Dataset entries:
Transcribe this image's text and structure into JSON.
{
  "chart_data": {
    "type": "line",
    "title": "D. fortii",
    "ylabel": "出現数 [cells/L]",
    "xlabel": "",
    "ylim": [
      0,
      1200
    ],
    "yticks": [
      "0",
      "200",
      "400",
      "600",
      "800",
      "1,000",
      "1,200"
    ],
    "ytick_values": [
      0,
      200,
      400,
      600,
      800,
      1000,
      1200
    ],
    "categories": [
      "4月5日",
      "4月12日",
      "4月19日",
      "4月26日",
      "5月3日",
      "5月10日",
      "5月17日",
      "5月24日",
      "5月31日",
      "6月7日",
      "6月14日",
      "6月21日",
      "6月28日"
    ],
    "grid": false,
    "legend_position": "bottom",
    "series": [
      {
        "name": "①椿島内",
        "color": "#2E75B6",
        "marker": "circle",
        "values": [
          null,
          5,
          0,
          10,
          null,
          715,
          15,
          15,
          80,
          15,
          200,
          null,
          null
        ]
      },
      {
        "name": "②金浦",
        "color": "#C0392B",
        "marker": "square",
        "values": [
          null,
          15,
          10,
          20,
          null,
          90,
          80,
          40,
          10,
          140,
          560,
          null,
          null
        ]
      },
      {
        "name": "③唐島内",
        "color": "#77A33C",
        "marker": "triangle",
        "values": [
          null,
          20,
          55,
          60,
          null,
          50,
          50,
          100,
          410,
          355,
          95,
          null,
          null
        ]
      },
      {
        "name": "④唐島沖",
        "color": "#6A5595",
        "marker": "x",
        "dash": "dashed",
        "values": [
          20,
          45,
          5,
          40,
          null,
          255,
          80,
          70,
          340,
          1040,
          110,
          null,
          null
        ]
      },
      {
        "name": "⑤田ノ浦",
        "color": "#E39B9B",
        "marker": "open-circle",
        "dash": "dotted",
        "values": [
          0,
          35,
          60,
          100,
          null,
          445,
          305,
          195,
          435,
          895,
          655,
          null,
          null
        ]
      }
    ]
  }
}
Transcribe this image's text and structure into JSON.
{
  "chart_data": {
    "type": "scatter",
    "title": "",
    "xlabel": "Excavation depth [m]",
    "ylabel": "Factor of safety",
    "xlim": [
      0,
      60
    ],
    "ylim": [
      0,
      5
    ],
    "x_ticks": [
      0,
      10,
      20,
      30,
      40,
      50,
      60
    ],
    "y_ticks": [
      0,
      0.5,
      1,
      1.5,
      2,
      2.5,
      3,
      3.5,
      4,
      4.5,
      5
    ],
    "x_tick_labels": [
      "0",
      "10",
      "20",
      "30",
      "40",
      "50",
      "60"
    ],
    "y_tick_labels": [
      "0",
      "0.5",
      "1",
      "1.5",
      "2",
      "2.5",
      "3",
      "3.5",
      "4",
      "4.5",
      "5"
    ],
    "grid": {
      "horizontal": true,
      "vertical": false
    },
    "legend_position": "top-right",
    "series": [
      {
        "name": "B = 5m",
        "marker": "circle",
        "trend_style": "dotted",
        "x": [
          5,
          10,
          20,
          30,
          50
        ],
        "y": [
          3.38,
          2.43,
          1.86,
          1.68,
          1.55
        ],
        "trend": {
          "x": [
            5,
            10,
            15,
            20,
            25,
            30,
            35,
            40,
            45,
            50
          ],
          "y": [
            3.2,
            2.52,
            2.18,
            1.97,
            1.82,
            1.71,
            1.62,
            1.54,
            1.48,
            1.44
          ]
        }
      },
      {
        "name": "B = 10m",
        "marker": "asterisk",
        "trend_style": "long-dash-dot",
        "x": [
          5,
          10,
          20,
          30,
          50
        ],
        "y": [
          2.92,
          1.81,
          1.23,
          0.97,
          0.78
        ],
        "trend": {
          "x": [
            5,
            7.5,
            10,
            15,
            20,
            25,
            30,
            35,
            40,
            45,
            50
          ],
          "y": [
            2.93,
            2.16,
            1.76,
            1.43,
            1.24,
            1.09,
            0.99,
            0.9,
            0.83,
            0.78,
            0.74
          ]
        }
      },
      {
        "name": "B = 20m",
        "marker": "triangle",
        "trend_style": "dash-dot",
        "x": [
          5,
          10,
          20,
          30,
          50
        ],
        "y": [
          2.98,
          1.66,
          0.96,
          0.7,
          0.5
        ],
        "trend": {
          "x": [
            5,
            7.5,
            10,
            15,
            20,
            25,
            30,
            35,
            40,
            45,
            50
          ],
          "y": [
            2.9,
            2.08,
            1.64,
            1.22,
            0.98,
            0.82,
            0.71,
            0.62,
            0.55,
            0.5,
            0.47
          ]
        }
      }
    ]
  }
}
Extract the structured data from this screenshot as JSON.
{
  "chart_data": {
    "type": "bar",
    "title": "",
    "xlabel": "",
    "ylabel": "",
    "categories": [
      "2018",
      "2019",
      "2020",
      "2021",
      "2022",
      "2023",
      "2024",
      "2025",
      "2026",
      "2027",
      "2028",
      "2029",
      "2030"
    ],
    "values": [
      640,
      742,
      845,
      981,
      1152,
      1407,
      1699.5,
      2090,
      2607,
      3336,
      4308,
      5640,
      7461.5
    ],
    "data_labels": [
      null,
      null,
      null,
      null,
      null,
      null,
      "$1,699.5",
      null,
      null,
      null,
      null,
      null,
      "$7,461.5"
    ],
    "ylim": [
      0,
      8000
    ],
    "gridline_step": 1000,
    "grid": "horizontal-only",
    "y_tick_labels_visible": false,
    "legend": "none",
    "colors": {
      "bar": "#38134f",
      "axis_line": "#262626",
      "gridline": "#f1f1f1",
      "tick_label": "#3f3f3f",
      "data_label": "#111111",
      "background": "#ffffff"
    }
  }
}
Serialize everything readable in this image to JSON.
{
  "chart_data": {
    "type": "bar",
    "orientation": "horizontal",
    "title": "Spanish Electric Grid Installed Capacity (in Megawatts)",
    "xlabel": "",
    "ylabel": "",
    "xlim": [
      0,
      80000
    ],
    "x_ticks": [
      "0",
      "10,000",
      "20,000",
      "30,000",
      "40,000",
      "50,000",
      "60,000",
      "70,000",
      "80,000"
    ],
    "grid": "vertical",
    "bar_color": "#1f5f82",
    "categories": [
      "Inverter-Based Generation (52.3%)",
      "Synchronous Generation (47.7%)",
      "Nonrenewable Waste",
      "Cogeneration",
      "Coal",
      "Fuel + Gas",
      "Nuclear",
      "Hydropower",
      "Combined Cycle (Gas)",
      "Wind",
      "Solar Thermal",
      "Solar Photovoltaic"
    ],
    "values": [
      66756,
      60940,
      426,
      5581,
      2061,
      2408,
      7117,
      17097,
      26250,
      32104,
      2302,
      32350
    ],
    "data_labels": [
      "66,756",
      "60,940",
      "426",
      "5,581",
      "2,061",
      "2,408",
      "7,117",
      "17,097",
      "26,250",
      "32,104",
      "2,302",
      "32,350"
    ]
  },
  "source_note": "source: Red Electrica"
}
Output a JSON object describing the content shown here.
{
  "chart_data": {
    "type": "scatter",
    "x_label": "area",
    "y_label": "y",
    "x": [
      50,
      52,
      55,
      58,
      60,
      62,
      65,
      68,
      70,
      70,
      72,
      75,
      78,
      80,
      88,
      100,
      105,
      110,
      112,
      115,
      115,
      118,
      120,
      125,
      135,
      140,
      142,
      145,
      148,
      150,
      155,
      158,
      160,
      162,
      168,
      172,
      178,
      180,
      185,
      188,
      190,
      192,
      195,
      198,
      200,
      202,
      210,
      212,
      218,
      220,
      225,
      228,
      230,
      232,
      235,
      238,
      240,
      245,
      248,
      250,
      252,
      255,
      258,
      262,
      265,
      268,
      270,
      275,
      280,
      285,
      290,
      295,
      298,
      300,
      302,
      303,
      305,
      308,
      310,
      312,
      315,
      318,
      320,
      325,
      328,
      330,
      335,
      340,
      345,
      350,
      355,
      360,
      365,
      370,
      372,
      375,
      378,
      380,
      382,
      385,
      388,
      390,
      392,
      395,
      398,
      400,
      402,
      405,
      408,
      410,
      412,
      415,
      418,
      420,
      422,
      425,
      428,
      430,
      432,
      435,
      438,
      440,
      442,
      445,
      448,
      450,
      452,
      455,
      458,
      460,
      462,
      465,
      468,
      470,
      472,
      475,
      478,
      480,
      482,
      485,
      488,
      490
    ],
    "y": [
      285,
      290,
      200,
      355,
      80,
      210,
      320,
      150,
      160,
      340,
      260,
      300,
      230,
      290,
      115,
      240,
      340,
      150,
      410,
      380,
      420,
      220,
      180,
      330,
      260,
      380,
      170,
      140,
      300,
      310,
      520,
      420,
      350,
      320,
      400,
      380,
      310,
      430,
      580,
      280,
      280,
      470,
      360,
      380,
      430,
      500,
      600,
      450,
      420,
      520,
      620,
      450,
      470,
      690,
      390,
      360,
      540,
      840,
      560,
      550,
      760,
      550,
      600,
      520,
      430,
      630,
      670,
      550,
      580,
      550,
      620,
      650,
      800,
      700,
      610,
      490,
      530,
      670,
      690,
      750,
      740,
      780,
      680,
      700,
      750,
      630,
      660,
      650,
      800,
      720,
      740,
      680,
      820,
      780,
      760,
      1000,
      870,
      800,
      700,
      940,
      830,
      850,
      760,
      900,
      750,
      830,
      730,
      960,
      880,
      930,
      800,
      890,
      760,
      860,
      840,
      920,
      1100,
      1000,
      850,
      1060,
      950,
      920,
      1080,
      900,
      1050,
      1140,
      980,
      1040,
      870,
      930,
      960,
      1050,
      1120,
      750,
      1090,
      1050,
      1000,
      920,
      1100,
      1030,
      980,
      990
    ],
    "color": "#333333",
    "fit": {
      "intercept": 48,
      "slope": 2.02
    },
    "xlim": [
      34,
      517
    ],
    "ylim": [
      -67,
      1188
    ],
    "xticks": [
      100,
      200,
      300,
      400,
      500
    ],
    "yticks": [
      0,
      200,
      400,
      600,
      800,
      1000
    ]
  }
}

◆ **Set exercise**:
Each line in the data that holds the string "false" should be found and copied.

◆ **Task output**:
    "grid": false,
      "vertical": false
    "y_tick_labels_visible": false,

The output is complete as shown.